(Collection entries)
>> Start
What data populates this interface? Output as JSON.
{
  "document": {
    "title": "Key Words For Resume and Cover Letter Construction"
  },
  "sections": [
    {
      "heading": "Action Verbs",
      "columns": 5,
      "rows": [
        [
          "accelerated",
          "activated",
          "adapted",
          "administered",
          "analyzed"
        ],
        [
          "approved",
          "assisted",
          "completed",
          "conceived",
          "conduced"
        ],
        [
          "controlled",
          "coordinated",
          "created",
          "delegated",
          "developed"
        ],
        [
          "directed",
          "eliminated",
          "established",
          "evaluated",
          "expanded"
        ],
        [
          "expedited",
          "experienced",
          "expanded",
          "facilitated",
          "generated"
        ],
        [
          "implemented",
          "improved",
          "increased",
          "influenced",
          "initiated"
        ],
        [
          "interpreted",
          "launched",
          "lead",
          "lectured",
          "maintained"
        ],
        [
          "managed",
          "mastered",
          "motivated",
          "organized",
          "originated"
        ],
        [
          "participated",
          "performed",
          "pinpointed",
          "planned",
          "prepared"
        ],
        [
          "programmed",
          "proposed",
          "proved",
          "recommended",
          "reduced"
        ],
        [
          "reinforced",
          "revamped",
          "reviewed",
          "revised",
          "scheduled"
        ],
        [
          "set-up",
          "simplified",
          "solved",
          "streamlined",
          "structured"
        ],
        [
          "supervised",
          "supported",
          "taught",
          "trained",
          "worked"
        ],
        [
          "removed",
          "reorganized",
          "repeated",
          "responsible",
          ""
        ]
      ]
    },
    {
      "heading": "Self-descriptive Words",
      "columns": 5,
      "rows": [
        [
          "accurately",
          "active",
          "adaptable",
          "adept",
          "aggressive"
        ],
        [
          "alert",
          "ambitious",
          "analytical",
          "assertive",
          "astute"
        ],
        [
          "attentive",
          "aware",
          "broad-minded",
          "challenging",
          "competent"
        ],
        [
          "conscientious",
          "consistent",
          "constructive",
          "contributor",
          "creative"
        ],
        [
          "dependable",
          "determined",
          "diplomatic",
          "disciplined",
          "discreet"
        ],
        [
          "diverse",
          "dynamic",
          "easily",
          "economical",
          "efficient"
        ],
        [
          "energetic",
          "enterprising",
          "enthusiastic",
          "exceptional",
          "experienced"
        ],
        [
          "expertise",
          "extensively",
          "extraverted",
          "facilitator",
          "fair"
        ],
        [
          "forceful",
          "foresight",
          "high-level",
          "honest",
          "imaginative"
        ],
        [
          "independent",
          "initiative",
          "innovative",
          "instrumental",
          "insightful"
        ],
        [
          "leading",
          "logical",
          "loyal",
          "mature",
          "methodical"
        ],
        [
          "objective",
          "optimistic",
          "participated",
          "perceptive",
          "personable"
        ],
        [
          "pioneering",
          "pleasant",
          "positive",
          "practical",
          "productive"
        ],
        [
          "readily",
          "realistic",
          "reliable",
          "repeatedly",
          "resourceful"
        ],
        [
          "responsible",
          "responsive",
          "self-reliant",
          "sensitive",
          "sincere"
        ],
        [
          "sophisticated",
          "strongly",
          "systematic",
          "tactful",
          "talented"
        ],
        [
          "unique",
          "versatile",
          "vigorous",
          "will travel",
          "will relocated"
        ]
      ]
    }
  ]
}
>> End
Output the entries verbatim.

What data populates this interface? Output as JSON.
{
  "document": {
    "title": "Key Words For Resume and Cover Letter Construction"
  },
  "sections": [
    {
      "heading": "Action Verbs",
      "columns": 5,
      "rows": [
        [
          "accelerated",
          "activated",
          "adapted",
          "administered",
          "analyzed"
        ],
        [
          "approved",
          "assisted",
          "completed",
          "conceived",
          "conduced"
        ],
        [
          "controlled",
          "coordinated",
          "created",
          "delegated",
          "developed"
        ],
        [
          "directed",
          "eliminated",
          "established",
          "evaluated",
          "expanded"
        ],
        [
          "expedited",
          "experienced",
          "expanded",
          "facilitated",
          "generated"
        ],
        [
          "implemented",
          "improved",
          "increased",
          "influenced",
          "initiated"
        ],
        [
          "interpreted",
          "launched",
          "lead",
          "lectured",
          "maintained"
        ],
        [
          "managed",
          "mastered",
          "motivated",
          "organized",
          "originated"
        ],
        [
          "participated",
          "performed",
          "pinpointed",
          "planned",
          "prepared"
        ],
        [
          "programmed",
          "proposed",
          "proved",
          "recommended",
          "reduced"
        ],
        [
          "reinforced",
          "revamped",
          "reviewed",
          "revised",
          "scheduled"
        ],
        [
          "set-up",
          "simplified",
          "solved",
          "streamlined",
          "structured"
        ],
        [
          "supervised",
          "supported",
          "taught",
          "trained",
          "worked"
        ],
        [
          "removed",
          "reorganized",
          "repeated",
          "responsible",
          ""
        ]
      ]
    },
    {
      "heading": "Self-descriptive Words",
      "columns": 5,
      "rows": [
        [
          "accurately",
          "active",
          "adaptable",
          "adept",
          "aggressive"
        ],
        [
          "alert",
          "ambitious",
          "analytical",
          "assertive",
          "astute"
        ],
        [
          "attentive",
          "aware",
          "broad-minded",
          "challenging",
          "competent"
        ],
        [
          "conscientious",
          "consistent",
          "constructive",
          "contributor",
          "creative"
        ],
        [
          "dependable",
          "determined",
          "diplomatic",
          "disciplined",
          "discreet"
        ],
        [
          "diverse",
          "dynamic",
          "easily",
          "economical",
          "efficient"
        ],
        [
          "energetic",
          "enterprising",
          "enthusiastic",
          "exceptional",
          "experienced"
        ],
        [
          "expertise",
          "extensively",
          "extraverted",
          "facilitator",
          "fair"
        ],
        [
          "forceful",
          "foresight",
          "high-level",
          "honest",
          "imaginative"
        ],
        [
          "independent",
          "initiative",
          "innovative",
          "instrumental",
          "insightful"
        ],
        [
          "leading",
          "logical",
          "loyal",
          "mature",
          "methodical"
        ],
        [
          "objective",
          "optimistic",
          "participated",
          "perceptive",
          "personable"
        ],
        [
          "pioneering",
          "pleasant",
          "positive",
          "practical",
          "productive"
        ],
        [
          "readily",
          "realistic",
          "reliable",
          "repeatedly",
          "resourceful"
        ],
        [
          "responsible",
          "responsive",
          "self-reliant",
          "sensitive",
          "sincere"
        ],
        [
          "sophisticated",
          "strongly",
          "systematic",
          "tactful",
          "talented"
        ],
        [
          "unique",
          "versatile",
          "vigorous",
          "will travel",
          "will relocated"
        ]
      ]
    }
  ]
}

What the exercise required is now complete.